## start PROVIDED DATA
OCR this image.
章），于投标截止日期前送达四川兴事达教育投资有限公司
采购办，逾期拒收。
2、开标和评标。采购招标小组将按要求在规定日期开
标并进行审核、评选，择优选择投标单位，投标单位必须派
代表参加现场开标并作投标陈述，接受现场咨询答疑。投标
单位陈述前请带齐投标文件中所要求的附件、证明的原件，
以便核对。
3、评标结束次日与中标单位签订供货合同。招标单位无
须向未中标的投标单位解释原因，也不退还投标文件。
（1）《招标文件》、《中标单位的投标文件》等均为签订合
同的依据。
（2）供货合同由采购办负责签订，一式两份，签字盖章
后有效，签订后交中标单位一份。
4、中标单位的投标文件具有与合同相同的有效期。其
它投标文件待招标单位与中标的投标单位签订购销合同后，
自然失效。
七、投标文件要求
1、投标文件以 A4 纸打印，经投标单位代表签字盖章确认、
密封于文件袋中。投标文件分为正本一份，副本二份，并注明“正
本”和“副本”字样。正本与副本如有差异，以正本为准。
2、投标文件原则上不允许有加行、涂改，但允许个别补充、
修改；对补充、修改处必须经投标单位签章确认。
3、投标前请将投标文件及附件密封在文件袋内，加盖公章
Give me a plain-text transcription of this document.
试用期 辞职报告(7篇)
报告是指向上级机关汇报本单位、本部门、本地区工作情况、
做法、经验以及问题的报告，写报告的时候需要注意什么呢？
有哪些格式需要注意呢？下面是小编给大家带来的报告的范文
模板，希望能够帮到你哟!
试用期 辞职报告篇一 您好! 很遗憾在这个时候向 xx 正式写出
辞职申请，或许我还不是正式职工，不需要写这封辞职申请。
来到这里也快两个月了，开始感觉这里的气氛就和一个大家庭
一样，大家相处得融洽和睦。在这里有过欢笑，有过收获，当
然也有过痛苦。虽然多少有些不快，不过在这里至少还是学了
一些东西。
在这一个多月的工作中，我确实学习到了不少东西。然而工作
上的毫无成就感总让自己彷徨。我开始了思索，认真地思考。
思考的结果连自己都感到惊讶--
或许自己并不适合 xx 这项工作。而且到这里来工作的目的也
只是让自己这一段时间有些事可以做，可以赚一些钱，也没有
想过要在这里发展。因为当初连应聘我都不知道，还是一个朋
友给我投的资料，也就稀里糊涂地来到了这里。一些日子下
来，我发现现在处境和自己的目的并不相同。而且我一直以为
## end PROVIDED DATA
=== REQUIRED WORK ===
Output every record above exactly as it appears.

=== RESULT FOR THIS EXERCISE ===
OCR this image.
章），于投标截止日期前送达四川兴事达教育投资有限公司
采购办，逾期拒收。
2、开标和评标。采购招标小组将按要求在规定日期开
标并进行审核、评选，择优选择投标单位，投标单位必须派
代表参加现场开标并作投标陈述，接受现场咨询答疑。投标
单位陈述前请带齐投标文件中所要求的附件、证明的原件，
以便核对。
3、评标结束次日与中标单位签订供货合同。招标单位无
须向未中标的投标单位解释原因，也不退还投标文件。
（1）《招标文件》、《中标单位的投标文件》等均为签订合
同的依据。
（2）供货合同由采购办负责签订，一式两份，签字盖章
后有效，签订后交中标单位一份。
4、中标单位的投标文件具有与合同相同的有效期。其
它投标文件待招标单位与中标的投标单位签订购销合同后，
自然失效。
七、投标文件要求
1、投标文件以 A4 纸打印，经投标单位代表签字盖章确认、
密封于文件袋中。投标文件分为正本一份，副本二份，并注明“正
本”和“副本”字样。正本与副本如有差异，以正本为准。
2、投标文件原则上不允许有加行、涂改，但允许个别补充、
修改；对补充、修改处必须经投标单位签章确认。
3、投标前请将投标文件及附件密封在文件袋内，加盖公章
Give me a plain-text transcription of this document.
试用期 辞职报告(7篇)
报告是指向上级机关汇报本单位、本部门、本地区工作情况、
做法、经验以及问题的报告，写报告的时候需要注意什么呢？
有哪些格式需要注意呢？下面是小编给大家带来的报告的范文
模板，希望能够帮到你哟!
试用期 辞职报告篇一 您好! 很遗憾在这个时候向 xx 正式写出
辞职申请，或许我还不是正式职工，不需要写这封辞职申请。
来到这里也快两个月了，开始感觉这里的气氛就和一个大家庭
一样，大家相处得融洽和睦。在这里有过欢笑，有过收获，当
然也有过痛苦。虽然多少有些不快，不过在这里至少还是学了
一些东西。
在这一个多月的工作中，我确实学习到了不少东西。然而工作
上的毫无成就感总让自己彷徨。我开始了思索，认真地思考。
思考的结果连自己都感到惊讶--
或许自己并不适合 xx 这项工作。而且到这里来工作的目的也
只是让自己这一段时间有些事可以做，可以赚一些钱，也没有
想过要在这里发展。因为当初连应聘我都不知道，还是一个朋
友给我投的资料，也就稀里糊涂地来到了这里。一些日子下
来，我发现现在处境和自己的目的并不相同。而且我一直以为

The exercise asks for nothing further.